◆ Source excerpt:

★ ★ ★ ★

The Metadata Encoding and Transmission Standard (METS) (www.loc.gov/standards/mets) grew out of several experimental 1990s digital projects. In February 2001, the Digital Library Federation convened a meeting of experts from several projects to evaluate what had been learned with respect to metadata and to decide how to go forward. Out of that meeting came the idea for METS, an XML document that packages the metadata associated with a digital resource – the descriptive, administrative, structural, rights and other data needed for retrieving, preserving and serving up digital resources. Then, in a little over a year the METS XML schema was developed, a maintenance structure set up and experimentation worldwide began.
METS metadata is essential for a digital material repository, where digital resources – over 7 million at LC alone – are stored along with information about the resources. A repository, which can take many configurations, is the instrument for access and preservation of the objects. The METS data is also important for the interchange of digital objects for viewing and use by other systems. If the digital resource has with it the METS description, the file should be usable for many activities at the receiving system.

★ ★ ★ ★

Reproduce the METS passage word for word, from "The Metadata Encoding" down to "experimentation worldwide began.".

◆ Supplied data:
★ ★ ★ ★

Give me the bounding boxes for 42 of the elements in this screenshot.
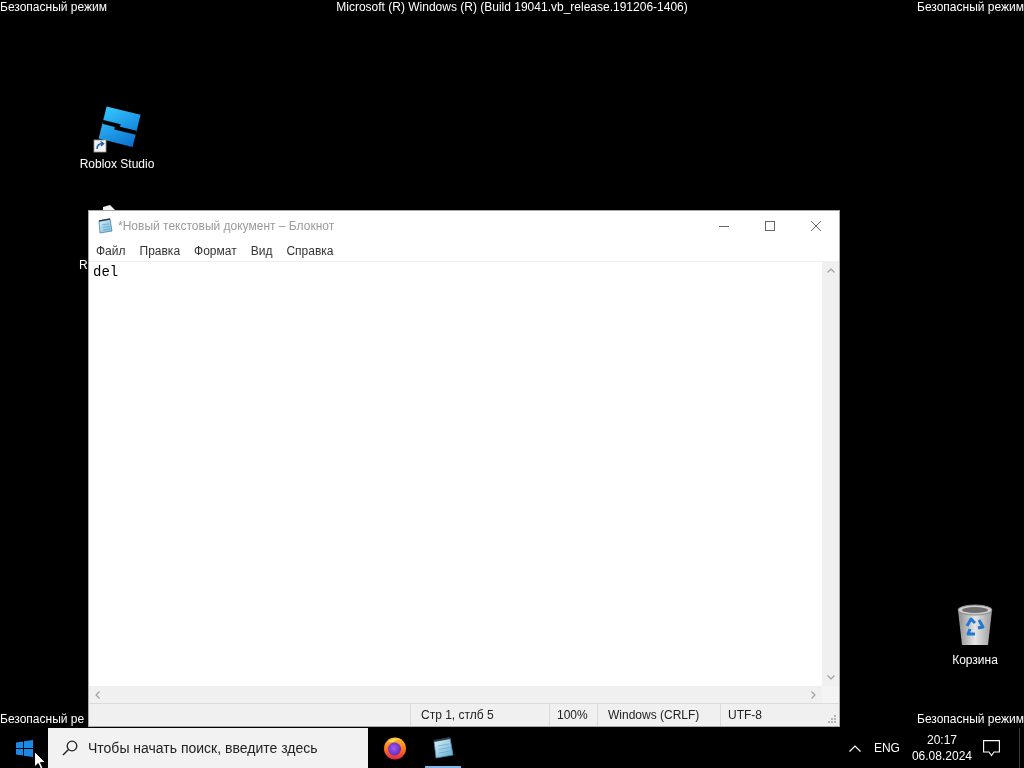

★ ★ ★ ★

◆ Written answer:
The Metadata Encoding and Transmission Standard (METS) (www.loc.gov/standards/mets) grew out of several experimental 1990s digital projects. In February 2001, the Digital Library Federation convened a meeting of experts from several projects to evaluate what had been learned with respect to metadata and to decide how to go forward. Out of that meeting came the idea for METS, an XML document that packages the metadata associated with a digital resource – the descriptive, administrative, structural, rights and other data needed for retrieving, preserving and serving up digital resources. Then, in a little over a year the METS XML schema was developed, a maintenance structure set up and experimentation worldwide began.